-- BEGIN --
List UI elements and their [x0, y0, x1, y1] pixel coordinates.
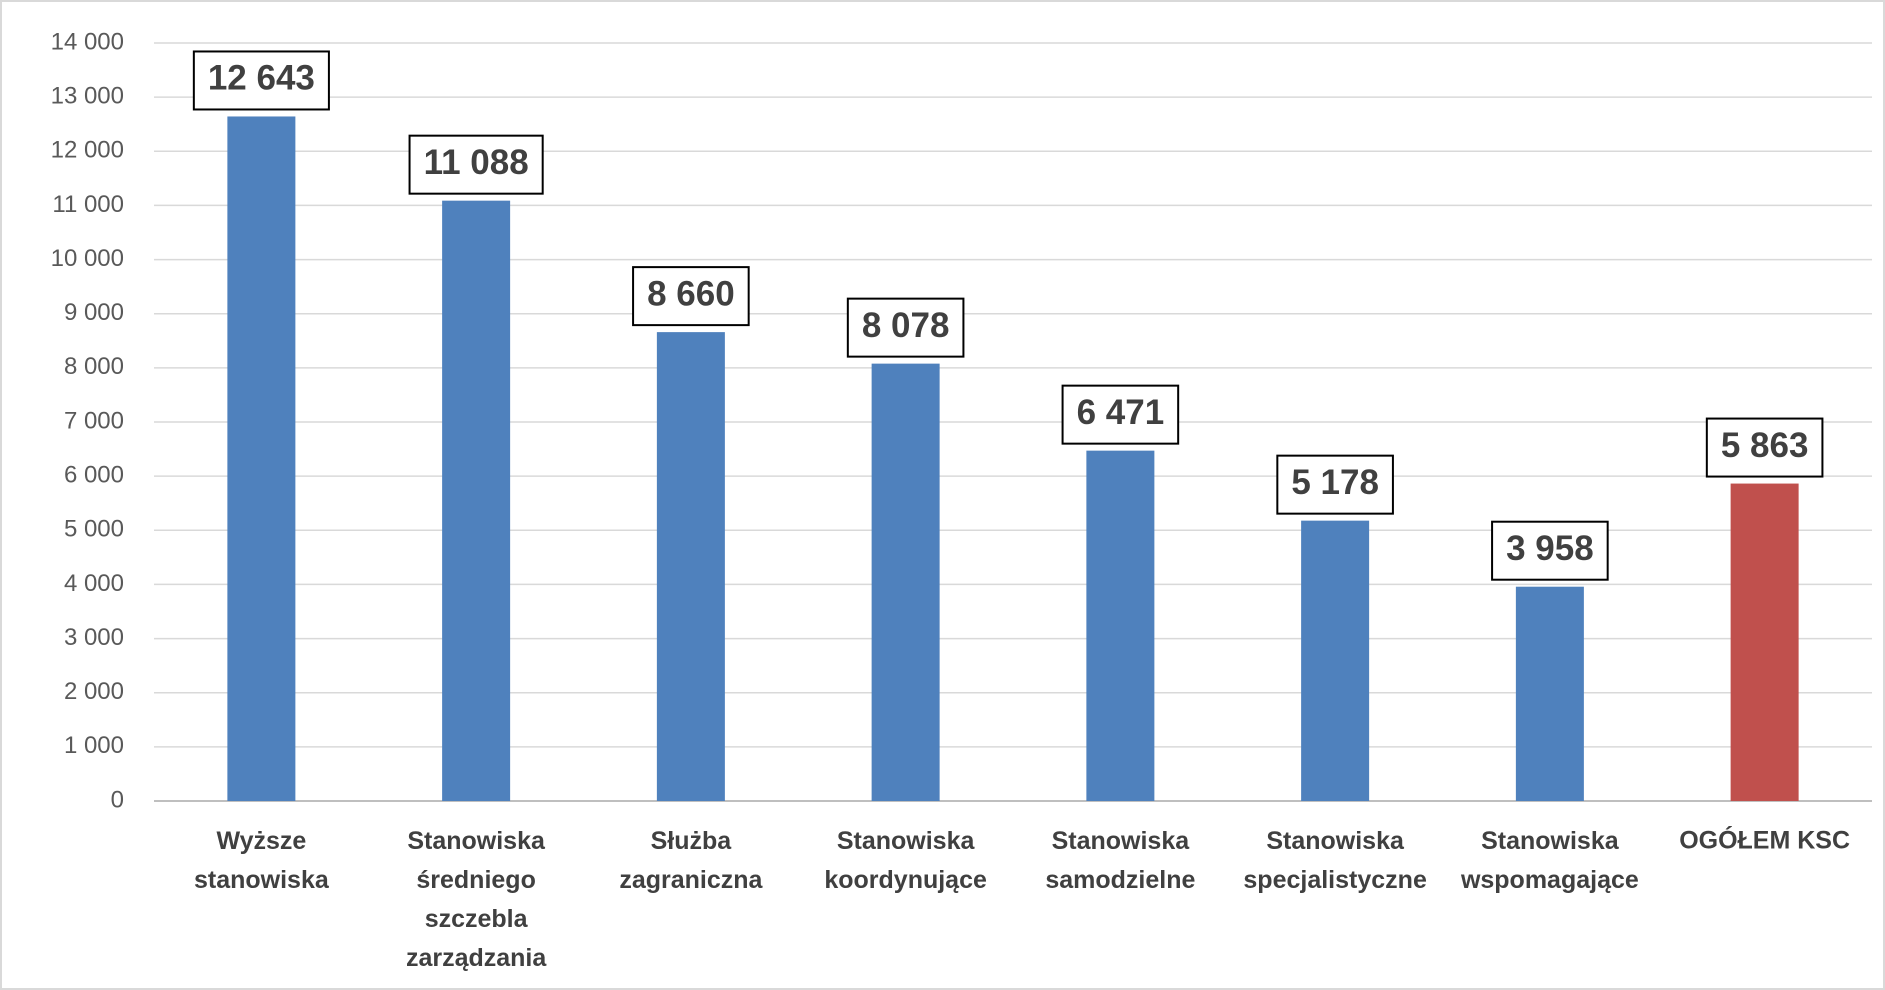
x-tick-label: Służba zagraniczna [619, 827, 763, 894]
value-label: 8 078 [862, 306, 950, 345]
value-label-box [192, 50, 330, 111]
y-tick-label: 8 000 [64, 353, 124, 380]
y-tick-label: 2 000 [64, 678, 124, 705]
value-label: 6 471 [1077, 393, 1165, 432]
x-tick-label: Stanowiska specjalistyczne [1243, 827, 1427, 894]
bar [442, 200, 511, 801]
value-label-box [632, 266, 750, 327]
bar [871, 363, 940, 801]
value-label: 8 660 [647, 274, 735, 313]
y-tick-label: 3 000 [64, 624, 124, 651]
bar [1301, 520, 1370, 801]
y-tick-label: 1 000 [64, 732, 124, 759]
y-tick-label: 6 000 [64, 461, 124, 488]
y-tick-label: 5 000 [64, 516, 124, 543]
x-tick-label: Wyższe stanowiska [194, 827, 330, 894]
x-tick-label: Stanowiska koordynujące [824, 827, 987, 894]
y-tick-label: 4 000 [64, 570, 124, 597]
value-label-box [1491, 520, 1609, 581]
value-label-box [1061, 384, 1180, 445]
bar [1515, 586, 1584, 801]
y-tick-label: 12 000 [51, 137, 124, 164]
x-tick-label: OGÓŁEM KSC [1679, 825, 1850, 855]
value-label-box [846, 297, 965, 358]
value-label: 3 958 [1506, 529, 1594, 568]
value-label: 5 178 [1291, 463, 1379, 502]
y-tick-label: 13 000 [51, 82, 124, 109]
x-tick-label: Stanowiska wspomagające [1460, 827, 1639, 894]
value-label-box [1705, 417, 1824, 478]
y-tick-label: 9 000 [64, 299, 124, 326]
y-tick-label: 11 000 [52, 191, 124, 218]
bar [227, 116, 296, 801]
value-label-box [1276, 454, 1394, 515]
y-tick-label: 14 000 [51, 28, 124, 55]
bar [1086, 450, 1155, 801]
x-tick-label: Stanowiska samodzielne [1045, 827, 1195, 894]
y-tick-label: 10 000 [51, 245, 124, 272]
value-label-box [408, 134, 544, 195]
bar [1730, 483, 1799, 801]
value-label: 11 088 [424, 143, 529, 182]
value-label: 5 863 [1721, 426, 1809, 465]
y-tick-label: 0 [111, 786, 124, 813]
value-label: 12 643 [208, 59, 315, 98]
y-tick-label: 7 000 [64, 407, 124, 434]
bar [656, 332, 725, 801]
x-tick-label: Stanowiska średniego szczebla zarządzania [406, 827, 547, 972]
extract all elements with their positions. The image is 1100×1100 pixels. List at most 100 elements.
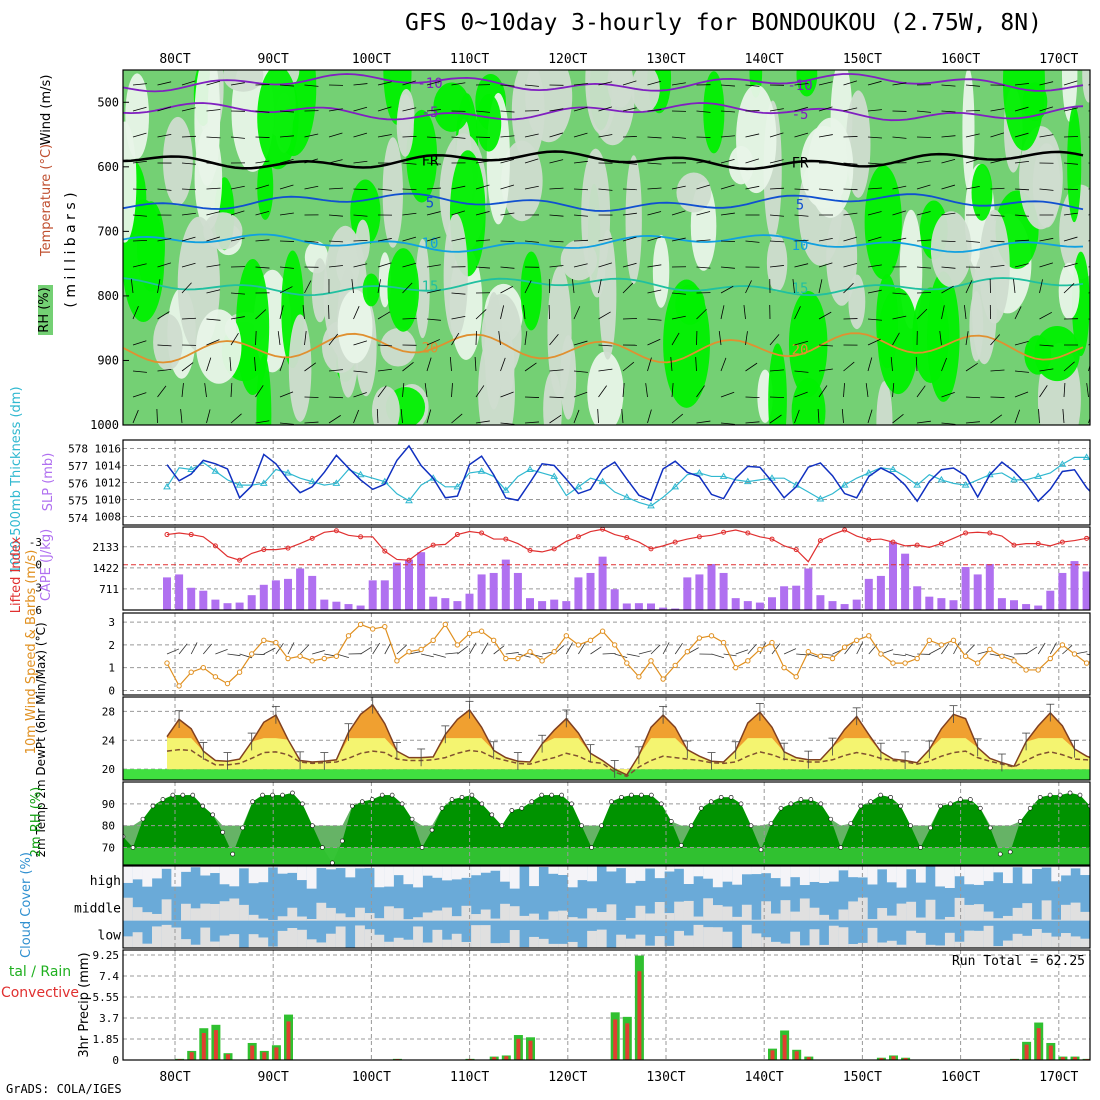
wind-barb (965, 421, 980, 424)
cape-bar (332, 601, 341, 610)
cape-bar (852, 599, 861, 610)
rh2m-marker (220, 829, 225, 835)
rh2m-tick-label: 90 (102, 798, 115, 811)
rh2m-marker (609, 799, 614, 804)
wind-barb (351, 279, 354, 294)
thickness-slp-panel (123, 440, 1090, 525)
wind10m-marker (224, 680, 231, 687)
wind-barb (255, 239, 270, 242)
precip-conv-bar (1060, 1057, 1065, 1060)
cloud-cell (442, 907, 452, 921)
lifted-marker (842, 527, 848, 533)
thickness-marker (477, 467, 486, 474)
wind10m-marker (539, 658, 545, 664)
cloud-cell (142, 866, 153, 887)
wind-barb (1014, 188, 1029, 191)
thickness-marker (1058, 460, 1067, 467)
rh-blob (1082, 70, 1090, 103)
rh-blob (788, 291, 828, 398)
cloud-cell (1041, 932, 1052, 948)
cloud-cell (306, 866, 317, 889)
precip-conv-bar (1024, 1044, 1029, 1060)
wind10m-marker (442, 621, 448, 628)
isotherm-label: 5 (426, 195, 434, 211)
cloud-cell (171, 927, 182, 948)
wind-barb (745, 240, 760, 243)
wind-barb (279, 135, 294, 138)
wind10m-barb (626, 653, 640, 657)
wind-barb (598, 134, 613, 138)
cloud-cell (558, 943, 568, 948)
wind-barb (598, 311, 611, 320)
wind-barb (1014, 132, 1029, 138)
wind-barb (304, 133, 319, 138)
wind-barb (769, 414, 782, 424)
rh2m-marker (369, 797, 375, 802)
wind10m-marker (962, 653, 969, 659)
wind-barb (990, 240, 1005, 243)
cloud-cell (964, 904, 975, 921)
cloud-cell (722, 931, 733, 948)
precip-conv-bar (770, 1050, 775, 1060)
rh2m-marker (230, 851, 235, 857)
wind-barb (157, 134, 172, 138)
wind-barb (867, 187, 882, 190)
date-tick-label-bottom: 130CT (646, 1070, 685, 1085)
rh2m-marker (140, 816, 146, 822)
wind-barb (745, 133, 760, 138)
wind10m-barb (275, 643, 284, 655)
cloud-cell (616, 934, 626, 948)
rh2m-marker (968, 797, 973, 802)
cloud-cell (712, 927, 723, 948)
rh2m-band-bottom (123, 847, 1090, 865)
cloud-cell (770, 913, 781, 921)
wind-barb (204, 383, 207, 398)
cloud-cell (326, 866, 336, 870)
wind-barb (720, 212, 735, 216)
wind-barb (769, 132, 784, 138)
wind-barb (867, 136, 882, 139)
wind-barb (402, 80, 417, 86)
cloud-cell (973, 866, 984, 885)
rh2m-marker (539, 792, 545, 798)
wind-barb (181, 80, 196, 86)
cloud-cell (654, 936, 665, 948)
wind-barb (573, 409, 580, 424)
wind-barb (230, 413, 242, 424)
wind10m-barb (287, 642, 295, 655)
wind-barb (402, 262, 417, 268)
cape-axis-label: CAPE (J/kg) (39, 529, 54, 601)
rh2m-marker (150, 803, 156, 809)
rh-blob (631, 70, 660, 113)
wind-barb (279, 357, 285, 372)
wind-barb (622, 318, 638, 320)
wind-barb (132, 214, 147, 217)
wind-barb (451, 383, 453, 398)
rh2m-marker (509, 808, 515, 813)
wind-barb (794, 370, 809, 373)
wind-barb (939, 331, 942, 346)
wind-barb (304, 331, 307, 346)
wind-barb (206, 109, 221, 112)
cape-bar (755, 602, 764, 610)
wind-barb (916, 160, 931, 164)
wind-barb (720, 391, 735, 398)
cloud-cell (567, 866, 578, 888)
cloud-cell (683, 866, 694, 885)
wind-barb (843, 212, 858, 216)
wind-barb (328, 265, 343, 268)
wind10m-axis-label: 10m Wind Speed & Barbs (m/s) (24, 550, 39, 755)
wind-barb (255, 211, 270, 216)
temp-tick-label: 28 (102, 705, 115, 718)
cloud-cell (751, 919, 762, 921)
wind10m-barb (433, 653, 446, 658)
temp-tick-label: 20 (102, 763, 115, 776)
wind-barb (916, 184, 931, 190)
rh2m-marker (928, 825, 933, 831)
wind-barb (671, 185, 686, 190)
wind-barb (720, 422, 735, 425)
cloud-cell (867, 919, 878, 921)
wind-barb (157, 81, 172, 86)
wind-barb (1063, 107, 1078, 112)
cloud-cell (1070, 936, 1081, 948)
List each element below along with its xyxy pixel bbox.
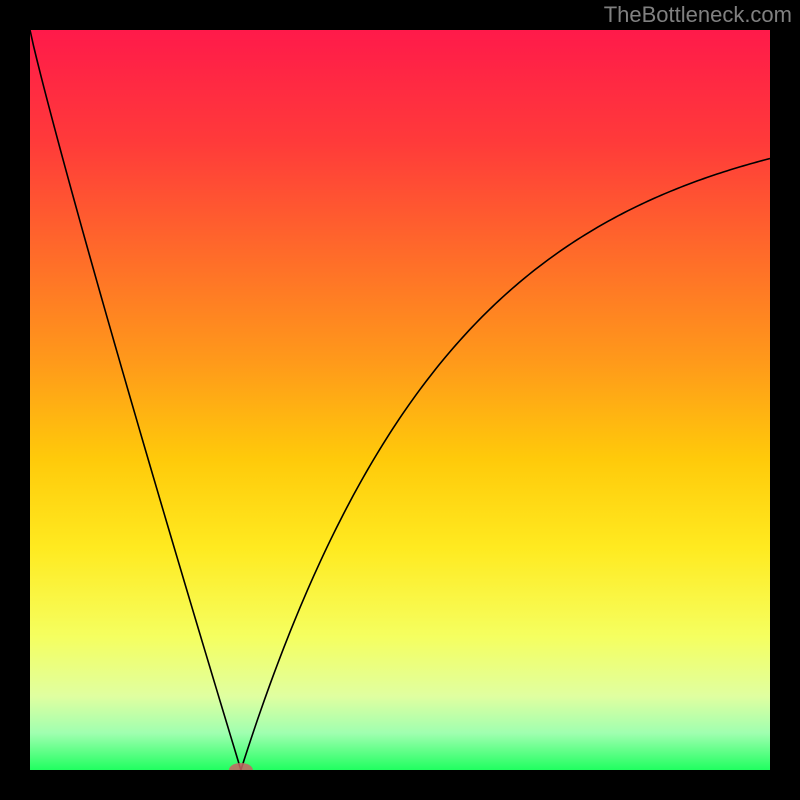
watermark-text: TheBottleneck.com: [604, 2, 792, 28]
chart-background: [30, 30, 770, 770]
chart-svg: [30, 30, 770, 770]
chart-container: TheBottleneck.com: [0, 0, 800, 800]
chart-area: [30, 30, 770, 770]
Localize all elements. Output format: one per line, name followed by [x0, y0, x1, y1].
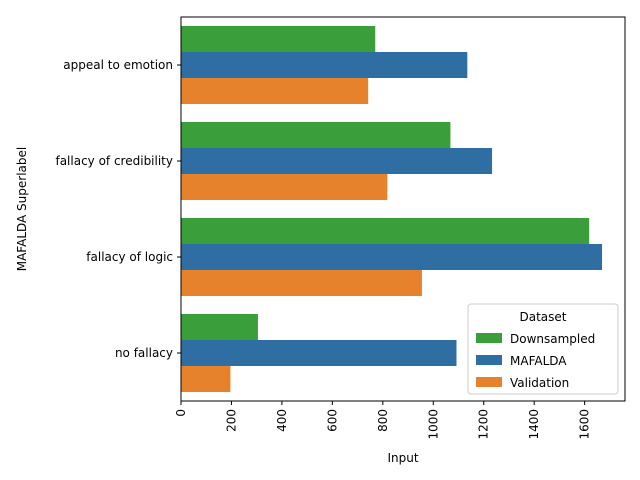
bar-mafalda-1 — [181, 148, 493, 174]
x-tick-label: 1000 — [426, 409, 440, 440]
bar-validation-2 — [181, 270, 422, 296]
legend-swatch-validation — [476, 377, 502, 387]
legend-box — [467, 303, 619, 395]
y-tick-label: appeal to emotion — [63, 58, 173, 72]
y-tick-label: no fallacy — [115, 346, 173, 360]
bars-group — [181, 26, 603, 392]
y-axis-label: MAFALDA Superlabel — [15, 147, 29, 272]
bar-downsampled-3 — [181, 314, 258, 340]
y-tick-label: fallacy of logic — [86, 250, 173, 264]
x-tick-label: 0 — [174, 409, 188, 417]
bar-validation-3 — [181, 366, 231, 392]
legend: Dataset Downsampled MAFALDA Validation — [467, 303, 619, 395]
bar-validation-1 — [181, 174, 388, 200]
bar-downsampled-1 — [181, 122, 451, 148]
x-tick-label: 600 — [325, 409, 339, 432]
legend-label-downsampled: Downsampled — [510, 332, 595, 346]
y-tick-label: fallacy of credibility — [55, 154, 173, 168]
x-tick-label: 1600 — [578, 409, 592, 440]
bar-mafalda-3 — [181, 340, 457, 366]
x-tick-label: 400 — [275, 409, 289, 432]
legend-swatch-mafalda — [476, 355, 502, 365]
bar-downsampled-2 — [181, 218, 590, 244]
legend-title: Dataset — [520, 310, 567, 324]
bar-downsampled-0 — [181, 26, 376, 52]
x-tick-label: 800 — [376, 409, 390, 432]
x-tick-label: 200 — [224, 409, 238, 432]
x-axis-label: Input — [387, 451, 418, 465]
axes-group: appeal to emotion fallacy of credibility f… — [55, 16, 626, 440]
bar-validation-0 — [181, 78, 369, 104]
legend-swatch-downsampled — [476, 333, 502, 343]
legend-label-mafalda: MAFALDA — [510, 354, 567, 368]
bar-mafalda-2 — [181, 244, 603, 270]
plot-frame — [180, 16, 626, 402]
x-tick-label: 1400 — [527, 409, 541, 440]
x-tick-label: 1200 — [477, 409, 491, 440]
legend-label-validation: Validation — [510, 376, 569, 390]
bar-mafalda-0 — [181, 52, 468, 78]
-- END --
Instruction> Reproduce the part of the lines above that opens with the line containing "wind-barb (965, 421, 980, 424)" and closes with the line containing "wind-barb (279, 135, 294, 138)", with both of those lines included.

Result below>
wind-barb (965, 421, 980, 424)
cape-bar (332, 601, 341, 610)
cape-bar (852, 599, 861, 610)
rh2m-marker (220, 829, 225, 835)
rh2m-tick-label: 90 (102, 798, 115, 811)
rh2m-marker (609, 799, 614, 804)
wind-barb (351, 279, 354, 294)
thickness-slp-panel (123, 440, 1090, 525)
wind10m-marker (224, 680, 231, 687)
wind-barb (255, 239, 270, 242)
precip-conv-bar (1060, 1057, 1065, 1060)
cloud-cell (442, 907, 452, 921)
lifted-marker (842, 527, 848, 533)
thickness-marker (477, 467, 486, 474)
wind10m-marker (539, 658, 545, 664)
cloud-cell (142, 866, 153, 887)
wind-barb (1014, 188, 1029, 191)
thickness-marker (1058, 460, 1067, 467)
rh-blob (1082, 70, 1090, 103)
rh-blob (788, 291, 828, 398)
cloud-cell (1041, 932, 1052, 948)
cloud-cell (306, 866, 317, 889)
precip-conv-bar (1024, 1044, 1029, 1060)
wind10m-marker (442, 621, 448, 628)
isotherm-label: 5 (426, 195, 434, 211)
cloud-cell (171, 927, 182, 948)
wind-barb (745, 240, 760, 243)
wind-barb (279, 135, 294, 138)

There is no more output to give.